__WORK REQUIRED__
Copy every line that mentions the word "icon".

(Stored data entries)
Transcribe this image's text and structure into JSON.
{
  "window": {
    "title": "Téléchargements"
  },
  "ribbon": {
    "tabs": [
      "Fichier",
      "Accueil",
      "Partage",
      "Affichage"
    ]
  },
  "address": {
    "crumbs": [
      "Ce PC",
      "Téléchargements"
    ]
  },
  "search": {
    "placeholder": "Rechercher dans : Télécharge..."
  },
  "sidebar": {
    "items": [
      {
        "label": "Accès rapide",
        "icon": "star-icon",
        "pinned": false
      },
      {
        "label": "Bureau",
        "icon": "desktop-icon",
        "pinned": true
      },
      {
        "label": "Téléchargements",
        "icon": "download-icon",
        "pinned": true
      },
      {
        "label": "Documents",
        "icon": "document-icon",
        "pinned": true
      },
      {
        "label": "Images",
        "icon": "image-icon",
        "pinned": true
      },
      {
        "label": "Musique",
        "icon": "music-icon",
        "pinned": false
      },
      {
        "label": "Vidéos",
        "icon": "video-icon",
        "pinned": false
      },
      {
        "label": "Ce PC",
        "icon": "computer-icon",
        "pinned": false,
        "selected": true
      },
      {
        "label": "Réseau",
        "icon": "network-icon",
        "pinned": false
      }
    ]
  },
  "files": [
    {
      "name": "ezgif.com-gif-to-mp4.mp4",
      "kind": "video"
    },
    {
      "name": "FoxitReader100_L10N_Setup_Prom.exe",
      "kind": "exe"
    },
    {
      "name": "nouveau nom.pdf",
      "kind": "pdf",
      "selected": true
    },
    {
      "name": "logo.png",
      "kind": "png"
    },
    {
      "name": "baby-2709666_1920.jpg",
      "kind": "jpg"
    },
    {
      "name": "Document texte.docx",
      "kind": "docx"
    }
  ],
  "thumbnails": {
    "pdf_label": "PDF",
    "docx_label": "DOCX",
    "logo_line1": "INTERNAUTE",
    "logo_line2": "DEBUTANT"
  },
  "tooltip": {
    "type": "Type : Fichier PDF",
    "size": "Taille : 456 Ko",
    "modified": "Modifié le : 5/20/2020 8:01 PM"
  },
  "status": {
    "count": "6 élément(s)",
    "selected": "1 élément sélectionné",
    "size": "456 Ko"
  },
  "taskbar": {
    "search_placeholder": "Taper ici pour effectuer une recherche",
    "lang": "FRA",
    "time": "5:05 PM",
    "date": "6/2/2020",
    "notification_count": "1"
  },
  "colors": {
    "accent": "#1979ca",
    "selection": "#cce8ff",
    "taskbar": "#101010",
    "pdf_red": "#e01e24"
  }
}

__RESULT OF THIS EXERCISE__
        "icon": "star-icon",
        "icon": "desktop-icon",
        "icon": "download-icon",
        "icon": "document-icon",
        "icon": "image-icon",
        "icon": "music-icon",
        "icon": "video-icon",
        "icon": "computer-icon",
        "icon": "network-icon",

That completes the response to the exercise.